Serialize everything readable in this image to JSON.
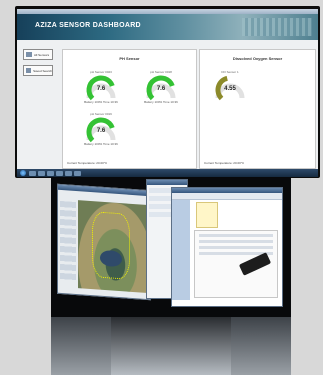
{
  "dashboard": {
    "title": "AZIZA SENSOR DASHBOARD",
    "sidebar": [
      {
        "label": "All Sensors",
        "icon": "sensor-icon"
      },
      {
        "label": "Saved Searches",
        "icon": "chart-icon"
      }
    ],
    "ph_panel": {
      "title": "PH Sensor",
      "gauges": [
        {
          "name": "pH Sensor 0023",
          "value": "7.6",
          "fill": 0.76,
          "sub": "Battery 100% Time 10:36"
        },
        {
          "name": "pH Sensor 0018",
          "value": "7.6",
          "fill": 0.76,
          "sub": "Battery 100% Time 10:36"
        },
        {
          "name": "pH Sensor 0019",
          "value": "7.6",
          "fill": 0.76,
          "sub": "Battery 100% Time 10:36"
        }
      ],
      "footer": "Current Temperature: 20.00°C"
    },
    "do_panel": {
      "title": "Dissolved Oxygen Sensor",
      "gauges": [
        {
          "name": "DO Sensor 1",
          "value": "4.55",
          "fill": 0.45,
          "sub": ""
        }
      ],
      "footer": "Current Temperature: 20.00°C"
    },
    "colors": {
      "ph_gauge": "#34c234",
      "do_gauge": "#8c8a2a",
      "gauge_track": "#e1e1e1"
    }
  }
}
-=-=-=-=-
**Requirements**
Repeat the material above verbatim, with no pictures in the output.

**Solution to the problem**
Serialize everything readable in this image to JSON.
{
  "dashboard": {
    "title": "AZIZA SENSOR DASHBOARD",
    "sidebar": [
      {
        "label": "All Sensors",
        "icon": "sensor-icon"
      },
      {
        "label": "Saved Searches",
        "icon": "chart-icon"
      }
    ],
    "ph_panel": {
      "title": "PH Sensor",
      "gauges": [
        {
          "name": "pH Sensor 0023",
          "value": "7.6",
          "fill": 0.76,
          "sub": "Battery 100% Time 10:36"
        },
        {
          "name": "pH Sensor 0018",
          "value": "7.6",
          "fill": 0.76,
          "sub": "Battery 100% Time 10:36"
        },
        {
          "name": "pH Sensor 0019",
          "value": "7.6",
          "fill": 0.76,
          "sub": "Battery 100% Time 10:36"
        }
      ],
      "footer": "Current Temperature: 20.00°C"
    },
    "do_panel": {
      "title": "Dissolved Oxygen Sensor",
      "gauges": [
        {
          "name": "DO Sensor 1",
          "value": "4.55",
          "fill": 0.45,
          "sub": ""
        }
      ],
      "footer": "Current Temperature: 20.00°C"
    },
    "colors": {
      "ph_gauge": "#34c234",
      "do_gauge": "#8c8a2a",
      "gauge_track": "#e1e1e1"
    }
  }
}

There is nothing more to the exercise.